▶ **EXERCISE**: Extend the notebook excerpt below on processing point-cloud tiles with a Dask cluster, starting immediately after its final line, "llx, lly, length = parse_coords_from_tileid(tile_id)", within the make_tile function.

▶ **GIVEN TEXT**:
* * *

You'll first need to launch a parallel computing cluster. 

In [None]:
cluster=LocalCluster(scheduler_port=7001, dashboard_address=7002)
c = Client(cluster)

At this point, you should also be able to view an interactive dashboard on port 7002. If you're executing this on a remote server, you'll need to set up port forward so you can view the dashboard on your local machine's browser. Once you've done that, or if you're processing on your own machine, you can view the dashboard at [http://localhost:7002/status](http://localhost:7002/status).

In [None]:
# push our working directories and wrapper classes to the workers on the cluster as well
c.scatter([WORKDIR, RAW, INTERIM,
           las, intersecting_tiles,
           TARGET_EPSG], 
          broadcast=True);

In [None]:
def log_error(tile_id, process, error_msg):
    logfile = os.path.join(INTERIM, 'retiled', 'failed', tile_id + '.txt')
    os.makedirs(os.path.dirname(logfile), exist_ok=True)

    with open(logfile, '+w') as f:
        f.write('{} | {}: {}'.format(tile_id, process, error_msg))

    return


def has_error(tile_id):
    errors = glob.glob(os.path.join(RAW, 'failed', '*.txt'))
    tiles_with_errors = [fname(error) for error in errors]
    if tile_id in tiles_with_errors:
        return True
    else:
        return False

In [None]:
def parse_coords_from_tileid(tile_id):
    """Get the coordinates of the lower left corner of the tile, assuming the tile 
    has been named in the pattern {XMIN}_{YMIN}_{RASTERLENGTH}.
    
    Parameters
    ----------
    tile_id : string
        assumed tile_id follows the naming convention of {LLX}_{LLY}_{LENGTH} where 
        LLX = x-coordinate of lower-left corner of tile (in projected units)
        LLY = y-coordinate of lower-left corner of tile (in projected units)
        LENGTH = length of the raster (in projected units), assumed to be a square tile shape
    
    Returns
    -------
    llx, lly, length : int
        x- and y- coordinates of lower-left corner and length of raster
    """
    tile_parts = tile_id.split('_')
    if len(tile_parts) == 2:
        llx, lly = [int(coord) for coord in tile_parts]
        length = 1000 # assumed tile width if not explicit in tile_id
    elif len(tile_parts) == 3:
        llx, lly, length = [int(coord) for coord in tile_parts]
    
    return llx, lly, length

In [None]:
@dask.delayed
def make_tile(tile_id):
    llx, lly, length = parse_coords_from_tileid(tile_id)

* * *

▶ **ENTRIES SHOWN**:
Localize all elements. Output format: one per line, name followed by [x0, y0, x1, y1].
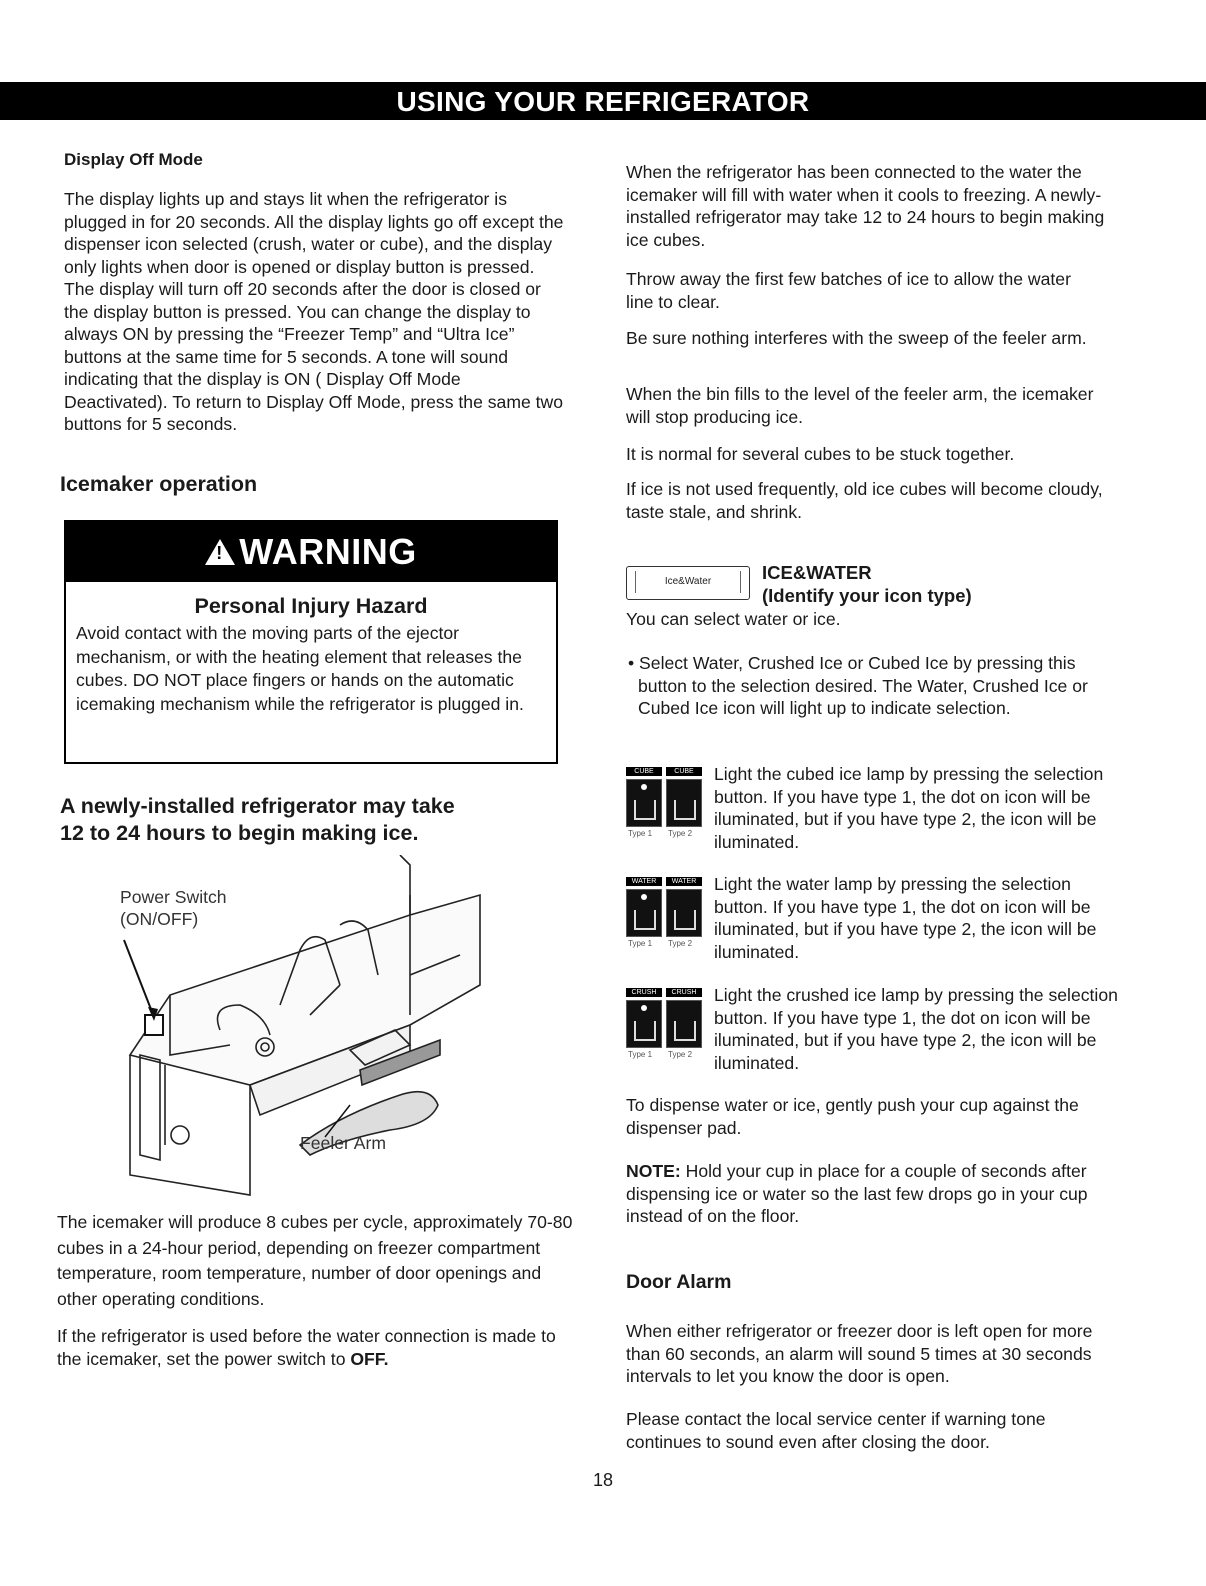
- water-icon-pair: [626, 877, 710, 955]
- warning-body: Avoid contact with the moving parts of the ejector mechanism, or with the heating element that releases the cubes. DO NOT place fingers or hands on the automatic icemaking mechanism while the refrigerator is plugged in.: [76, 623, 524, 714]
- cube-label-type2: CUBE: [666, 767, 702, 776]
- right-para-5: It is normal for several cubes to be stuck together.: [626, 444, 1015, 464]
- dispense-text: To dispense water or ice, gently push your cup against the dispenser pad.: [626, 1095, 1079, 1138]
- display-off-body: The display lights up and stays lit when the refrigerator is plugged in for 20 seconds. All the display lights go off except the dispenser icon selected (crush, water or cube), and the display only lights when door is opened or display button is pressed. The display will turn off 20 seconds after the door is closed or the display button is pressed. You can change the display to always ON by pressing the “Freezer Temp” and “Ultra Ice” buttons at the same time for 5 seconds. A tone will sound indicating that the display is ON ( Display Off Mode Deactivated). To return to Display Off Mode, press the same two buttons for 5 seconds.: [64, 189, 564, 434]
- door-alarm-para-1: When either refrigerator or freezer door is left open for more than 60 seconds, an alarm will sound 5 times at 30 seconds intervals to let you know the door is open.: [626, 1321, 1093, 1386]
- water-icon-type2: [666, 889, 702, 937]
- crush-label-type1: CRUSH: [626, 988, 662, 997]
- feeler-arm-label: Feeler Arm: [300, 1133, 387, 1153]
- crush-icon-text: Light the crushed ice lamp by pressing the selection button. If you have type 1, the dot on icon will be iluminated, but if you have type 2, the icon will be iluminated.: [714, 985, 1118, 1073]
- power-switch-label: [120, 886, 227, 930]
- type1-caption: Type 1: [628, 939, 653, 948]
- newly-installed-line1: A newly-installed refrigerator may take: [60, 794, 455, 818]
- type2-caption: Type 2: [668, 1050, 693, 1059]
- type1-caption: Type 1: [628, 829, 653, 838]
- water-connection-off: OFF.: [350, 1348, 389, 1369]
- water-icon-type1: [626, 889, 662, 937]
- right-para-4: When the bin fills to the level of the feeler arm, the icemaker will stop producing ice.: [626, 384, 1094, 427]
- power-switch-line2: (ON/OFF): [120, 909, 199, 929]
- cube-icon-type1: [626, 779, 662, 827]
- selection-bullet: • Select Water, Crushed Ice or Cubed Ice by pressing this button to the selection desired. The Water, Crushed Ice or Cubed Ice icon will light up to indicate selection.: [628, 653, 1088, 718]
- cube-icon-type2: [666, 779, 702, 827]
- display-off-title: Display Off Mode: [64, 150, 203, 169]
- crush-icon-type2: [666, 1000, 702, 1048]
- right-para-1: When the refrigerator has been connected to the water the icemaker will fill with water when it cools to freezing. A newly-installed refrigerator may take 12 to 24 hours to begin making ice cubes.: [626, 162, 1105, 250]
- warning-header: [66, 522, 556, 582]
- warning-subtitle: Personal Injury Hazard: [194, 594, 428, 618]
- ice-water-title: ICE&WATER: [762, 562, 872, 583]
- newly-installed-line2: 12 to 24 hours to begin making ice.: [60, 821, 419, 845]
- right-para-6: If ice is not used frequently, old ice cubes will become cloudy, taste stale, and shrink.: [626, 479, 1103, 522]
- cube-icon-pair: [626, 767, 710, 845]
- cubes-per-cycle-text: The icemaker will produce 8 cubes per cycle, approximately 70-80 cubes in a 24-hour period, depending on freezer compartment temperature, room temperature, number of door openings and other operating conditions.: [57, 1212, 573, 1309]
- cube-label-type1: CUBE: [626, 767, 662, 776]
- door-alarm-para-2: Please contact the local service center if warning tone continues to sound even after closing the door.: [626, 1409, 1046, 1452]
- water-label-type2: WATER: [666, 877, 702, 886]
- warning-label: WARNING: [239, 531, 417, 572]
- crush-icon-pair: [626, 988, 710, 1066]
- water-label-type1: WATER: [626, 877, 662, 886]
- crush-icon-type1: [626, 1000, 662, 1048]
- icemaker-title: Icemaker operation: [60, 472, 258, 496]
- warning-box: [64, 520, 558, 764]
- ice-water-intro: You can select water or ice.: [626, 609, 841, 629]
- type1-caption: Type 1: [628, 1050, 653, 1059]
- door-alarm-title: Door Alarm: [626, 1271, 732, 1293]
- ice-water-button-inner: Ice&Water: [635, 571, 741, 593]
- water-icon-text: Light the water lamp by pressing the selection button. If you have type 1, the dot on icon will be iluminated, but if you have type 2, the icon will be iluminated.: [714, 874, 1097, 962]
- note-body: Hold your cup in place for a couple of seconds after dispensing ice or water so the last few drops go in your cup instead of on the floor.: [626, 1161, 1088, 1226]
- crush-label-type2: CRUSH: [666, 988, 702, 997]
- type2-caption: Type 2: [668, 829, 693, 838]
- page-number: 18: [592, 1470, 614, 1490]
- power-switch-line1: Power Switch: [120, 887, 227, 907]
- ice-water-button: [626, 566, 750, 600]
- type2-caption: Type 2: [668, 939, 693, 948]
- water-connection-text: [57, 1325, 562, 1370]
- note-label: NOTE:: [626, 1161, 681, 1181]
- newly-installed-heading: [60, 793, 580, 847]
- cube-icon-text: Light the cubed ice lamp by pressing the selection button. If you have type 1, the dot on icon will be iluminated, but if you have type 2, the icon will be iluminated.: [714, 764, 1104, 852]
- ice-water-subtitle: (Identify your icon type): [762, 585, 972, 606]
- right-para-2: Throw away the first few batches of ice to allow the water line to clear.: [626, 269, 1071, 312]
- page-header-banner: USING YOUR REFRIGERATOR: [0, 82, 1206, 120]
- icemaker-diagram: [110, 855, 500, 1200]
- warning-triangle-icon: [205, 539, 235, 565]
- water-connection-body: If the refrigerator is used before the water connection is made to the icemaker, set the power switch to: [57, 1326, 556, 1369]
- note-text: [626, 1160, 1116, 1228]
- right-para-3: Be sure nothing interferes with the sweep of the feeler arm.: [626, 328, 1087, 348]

* * *

▶ **WRITTEN REPLY**:
    INFILES = intersecting_tiles.loc[tile_id].values[0].split(' ')
    ODIR = os.path.join(INTERIM, 'retiled')
    OUTFILE = os.path.join(ODIR, tile_id + '.laz')
    
    llx_buff, lly_buff = llx - BUFFER, lly - BUFFER
    buff_length = length + 2*BUFFER

    if os.path.exists(OUTFILE):
        pass
    else:
        try:
            proc_clip =  subprocess.run(['las2las', 
                                        '-keep_tile', 
                                        str(llx_buff), str(lly_buff), str(buff_length),
                                        '-i', *INFILES,
                                        '-merged',
                                        '-o', OUTFILE,
                                        '-olaz'], 
                                        stderr=subprocess.PIPE, stdout=subprocess.PIPE)

        except Exception as e:
            log_error(tile_id, 'make_tile', e.message)
    return tile_id

In [None]:
jobs = [make_tile(tile_id) for tile_id in intersecting_tiles.index]

In [None]:
res = c.persist(jobs)

In [None]:
progress(res)

In [None]:
inspect_failures(os.path.join(INTERIM, 'retiled', 'failed'))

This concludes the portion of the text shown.